(Beginning of PROVIDED PASSAGE)

Mohammed Majid, Amjad Yousef Majid

cs.RO

TLDR

CommandSwarm enables safety-aware natural language control of robotic swarms by generating validated behavior trees using adapted LLMs.

Key contributions

  • Introduces CommandSwarm, a safety-aware pipeline for generating XML behavior trees from natural language.
  • Integrates multilingual translation, safety filtering, constrained prompting, LoRA-adapted LLMs, and parser validation.
  • Demonstrates compact, quantized LLMs (e.g., Falcon3-Instruct-10B) can generate useful swarm BTs.
  • LoRA adaptation improved zero-shot BLEU from 0.267 to 0.663 and syntactic validity from 0% to 72%.

Why it matters

This paper makes swarm robotics more accessible to non-experts by allowing natural language control. It addresses critical safety concerns by integrating robust validation and filtering into the generation pipeline. The findings show that even compact, adapted LLMs can be effective for complex robotic control.

(End of PROVIDED PASSAGE)

* _TASK A_:
Answer these questions from the CommandSwarm summary:
(i) Which compact, quantized LLM is named as an example?
(ii) What syntactic validity figures before and after LoRA adaptation are reported?
(iii) To whom does the paper make swarm robotics more accessible?
* _TASK B_: Quote the stretch of the CommandSwarm summary from "CommandSwarm enables safety-aware" through "useful swarm BTs.".
* _TASK C_: Write what comes next in the CommandSwarm summary, starting after its final sentence.
The entries that come after the CommandSwarm summary have no connection to it.

(Beginning of RECORD EXCERPTS)

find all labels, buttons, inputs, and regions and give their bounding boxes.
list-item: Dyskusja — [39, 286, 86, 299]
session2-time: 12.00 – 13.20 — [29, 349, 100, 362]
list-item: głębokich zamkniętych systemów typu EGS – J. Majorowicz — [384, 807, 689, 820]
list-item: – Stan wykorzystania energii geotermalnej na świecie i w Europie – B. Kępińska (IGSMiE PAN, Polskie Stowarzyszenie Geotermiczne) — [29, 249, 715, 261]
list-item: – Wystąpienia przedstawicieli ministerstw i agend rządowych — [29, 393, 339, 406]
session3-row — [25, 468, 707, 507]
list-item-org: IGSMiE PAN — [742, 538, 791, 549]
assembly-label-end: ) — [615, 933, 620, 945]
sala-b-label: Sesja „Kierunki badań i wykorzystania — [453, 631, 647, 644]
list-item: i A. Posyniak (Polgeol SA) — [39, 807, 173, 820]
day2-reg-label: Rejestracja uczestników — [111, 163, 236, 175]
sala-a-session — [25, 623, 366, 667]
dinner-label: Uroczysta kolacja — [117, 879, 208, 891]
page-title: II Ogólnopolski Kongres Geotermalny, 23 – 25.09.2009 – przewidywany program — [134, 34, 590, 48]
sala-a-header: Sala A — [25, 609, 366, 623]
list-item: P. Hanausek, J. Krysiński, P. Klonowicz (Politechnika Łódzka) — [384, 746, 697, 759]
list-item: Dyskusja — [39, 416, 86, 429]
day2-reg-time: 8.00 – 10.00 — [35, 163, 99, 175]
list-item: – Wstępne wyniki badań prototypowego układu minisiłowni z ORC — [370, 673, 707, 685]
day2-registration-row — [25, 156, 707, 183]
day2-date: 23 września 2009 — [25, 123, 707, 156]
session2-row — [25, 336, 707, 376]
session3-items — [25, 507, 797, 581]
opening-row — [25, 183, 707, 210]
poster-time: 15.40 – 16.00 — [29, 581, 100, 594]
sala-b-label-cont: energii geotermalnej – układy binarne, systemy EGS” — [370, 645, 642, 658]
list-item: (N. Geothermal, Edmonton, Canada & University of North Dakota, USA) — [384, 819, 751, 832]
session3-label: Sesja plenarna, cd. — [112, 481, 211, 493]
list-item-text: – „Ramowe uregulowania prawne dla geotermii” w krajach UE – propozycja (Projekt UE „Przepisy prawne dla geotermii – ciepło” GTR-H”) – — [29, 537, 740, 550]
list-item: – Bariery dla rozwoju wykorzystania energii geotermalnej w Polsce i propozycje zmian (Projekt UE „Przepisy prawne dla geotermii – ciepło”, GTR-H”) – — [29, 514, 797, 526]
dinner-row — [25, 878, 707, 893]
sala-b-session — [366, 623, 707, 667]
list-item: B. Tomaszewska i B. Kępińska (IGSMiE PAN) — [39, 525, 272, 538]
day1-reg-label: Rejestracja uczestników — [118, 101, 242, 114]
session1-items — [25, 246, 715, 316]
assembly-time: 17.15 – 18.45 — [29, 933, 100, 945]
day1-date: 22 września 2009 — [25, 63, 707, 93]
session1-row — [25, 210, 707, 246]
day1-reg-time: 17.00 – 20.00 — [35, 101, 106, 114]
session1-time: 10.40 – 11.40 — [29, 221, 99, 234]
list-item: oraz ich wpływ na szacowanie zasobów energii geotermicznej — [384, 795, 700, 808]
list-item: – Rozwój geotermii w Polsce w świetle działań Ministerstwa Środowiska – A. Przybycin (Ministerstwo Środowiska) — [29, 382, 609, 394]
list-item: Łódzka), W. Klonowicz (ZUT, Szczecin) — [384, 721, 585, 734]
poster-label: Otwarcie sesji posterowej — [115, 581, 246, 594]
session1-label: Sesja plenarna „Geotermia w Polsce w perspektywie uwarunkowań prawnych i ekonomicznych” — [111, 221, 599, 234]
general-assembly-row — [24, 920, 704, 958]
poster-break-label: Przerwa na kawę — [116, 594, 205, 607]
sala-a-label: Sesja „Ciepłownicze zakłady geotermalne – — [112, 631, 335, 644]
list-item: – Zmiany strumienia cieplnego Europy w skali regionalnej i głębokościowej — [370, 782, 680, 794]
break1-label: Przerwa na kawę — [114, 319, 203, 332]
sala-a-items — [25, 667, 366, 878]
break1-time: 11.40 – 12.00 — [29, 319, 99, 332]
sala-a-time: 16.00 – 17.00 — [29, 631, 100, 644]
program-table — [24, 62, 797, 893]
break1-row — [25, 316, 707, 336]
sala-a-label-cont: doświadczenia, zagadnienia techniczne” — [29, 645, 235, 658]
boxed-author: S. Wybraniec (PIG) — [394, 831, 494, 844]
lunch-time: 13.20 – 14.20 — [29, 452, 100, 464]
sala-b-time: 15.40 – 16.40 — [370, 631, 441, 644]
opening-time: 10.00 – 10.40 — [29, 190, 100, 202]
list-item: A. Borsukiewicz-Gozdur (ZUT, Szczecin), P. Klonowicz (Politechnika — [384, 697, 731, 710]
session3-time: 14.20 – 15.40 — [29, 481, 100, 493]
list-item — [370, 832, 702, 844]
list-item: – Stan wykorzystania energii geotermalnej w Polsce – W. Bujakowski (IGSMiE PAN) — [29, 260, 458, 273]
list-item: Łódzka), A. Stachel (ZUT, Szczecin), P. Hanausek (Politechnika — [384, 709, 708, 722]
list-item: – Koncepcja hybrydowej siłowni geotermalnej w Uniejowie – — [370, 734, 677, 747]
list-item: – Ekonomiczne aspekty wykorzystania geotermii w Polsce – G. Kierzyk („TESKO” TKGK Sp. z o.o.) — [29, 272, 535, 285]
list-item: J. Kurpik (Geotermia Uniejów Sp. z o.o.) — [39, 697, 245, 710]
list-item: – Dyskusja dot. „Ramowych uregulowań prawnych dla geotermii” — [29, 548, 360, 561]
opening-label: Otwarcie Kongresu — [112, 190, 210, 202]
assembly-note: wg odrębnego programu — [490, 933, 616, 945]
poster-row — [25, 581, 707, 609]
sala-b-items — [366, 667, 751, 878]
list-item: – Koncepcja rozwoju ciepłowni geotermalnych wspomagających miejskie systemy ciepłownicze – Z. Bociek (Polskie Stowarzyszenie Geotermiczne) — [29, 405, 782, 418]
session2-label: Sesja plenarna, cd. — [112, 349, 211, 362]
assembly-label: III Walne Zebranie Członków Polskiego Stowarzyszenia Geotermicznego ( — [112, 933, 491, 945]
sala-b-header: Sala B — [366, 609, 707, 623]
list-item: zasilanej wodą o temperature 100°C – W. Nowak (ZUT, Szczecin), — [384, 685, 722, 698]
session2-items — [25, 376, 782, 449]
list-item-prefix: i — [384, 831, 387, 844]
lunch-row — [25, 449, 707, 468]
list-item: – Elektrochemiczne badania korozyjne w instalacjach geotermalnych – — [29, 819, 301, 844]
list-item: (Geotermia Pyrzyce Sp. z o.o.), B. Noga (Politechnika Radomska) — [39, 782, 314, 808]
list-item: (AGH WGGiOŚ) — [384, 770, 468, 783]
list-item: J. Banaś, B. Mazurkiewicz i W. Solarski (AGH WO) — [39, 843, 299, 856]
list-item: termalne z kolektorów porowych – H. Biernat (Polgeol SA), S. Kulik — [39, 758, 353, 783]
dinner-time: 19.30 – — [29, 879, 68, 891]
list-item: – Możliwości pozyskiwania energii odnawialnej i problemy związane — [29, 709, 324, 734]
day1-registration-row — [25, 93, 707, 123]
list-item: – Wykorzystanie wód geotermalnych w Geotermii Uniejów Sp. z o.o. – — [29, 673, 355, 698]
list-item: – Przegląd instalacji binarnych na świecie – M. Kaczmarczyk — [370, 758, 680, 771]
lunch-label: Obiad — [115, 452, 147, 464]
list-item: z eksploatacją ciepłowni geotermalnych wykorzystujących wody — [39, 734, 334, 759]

(End of RECORD EXCERPTS)

* _TASK RESPONSE A_:
(i) Falcon3-Instruct-10B
(ii) From 0% to 72%
(iii) Non-experts

* _TASK RESPONSE B_:
CommandSwarm enables safety-aware natural language control of robotic swarms by generating validated behavior trees using adapted LLMs.

Key contributions

  • Introduces CommandSwarm, a safety-aware pipeline for generating XML behavior trees from natural language.
  • Integrates multilingual translation, safety filtering, constrained prompting, LoRA-adapted LLMs, and parser validation.
  • Demonstrates compact, quantized LLMs (e.g., Falcon3-Instruct-10B) can generate useful swarm BTs.

* _TASK RESPONSE C_:
Original Abstract

Natural-language interfaces can make swarm robotics more accessible to non-expert operators, but they must translate ambiguous user intent into executable swarm behaviors without unsupported actions, malformed programs, or unsafe plans. This paper presents CommandSwarm, a safety-aware language-to-behavior-tree pipeline for generating XML behavior trees (BTs) from speech or text commands. The system combines multilingual translation, command-level safety filtering, constrained prompting, a LoRA-adapted large language model (LLM), and deterministic parser validation against a whitelist of executable swarm primitives. We evaluate eleven open 6.7B--14B parameter LLMs, all using 4-bit quantization, on representative swarm-control scenarios under zero-shot, one-shot, and two-shot prompting. Falcon3-Instruct-10B and Mistral-7B-v3 are the strongest prompt-engineered candidates, reaching BLEU scores above 0.60 and high syntactic validity in few-shot settings. LoRA adaptation of Falcon3-Instruct-10B on a 2,063-example synthetic instruction--BT corpus improves zero-shot BLEU from 0.267 to 0.663, ROUGE-L from 0.366 to 0.692, and parser-accepted syntactic validity from 0% to 72%. Translation experiments further show that SeamlessM4T v2-large and EuroLLM-9B provide the best quality-latency trade-offs for the multilingual front end. The results indicate that compact, quantized, domain-adapted LLMs can generate useful swarm BTs when embedded in a validated systems pipeline. They also show that parser acceptance and safety filtering remain necessary execution gates; generation quality alone is not sufficient for autonomous deployment.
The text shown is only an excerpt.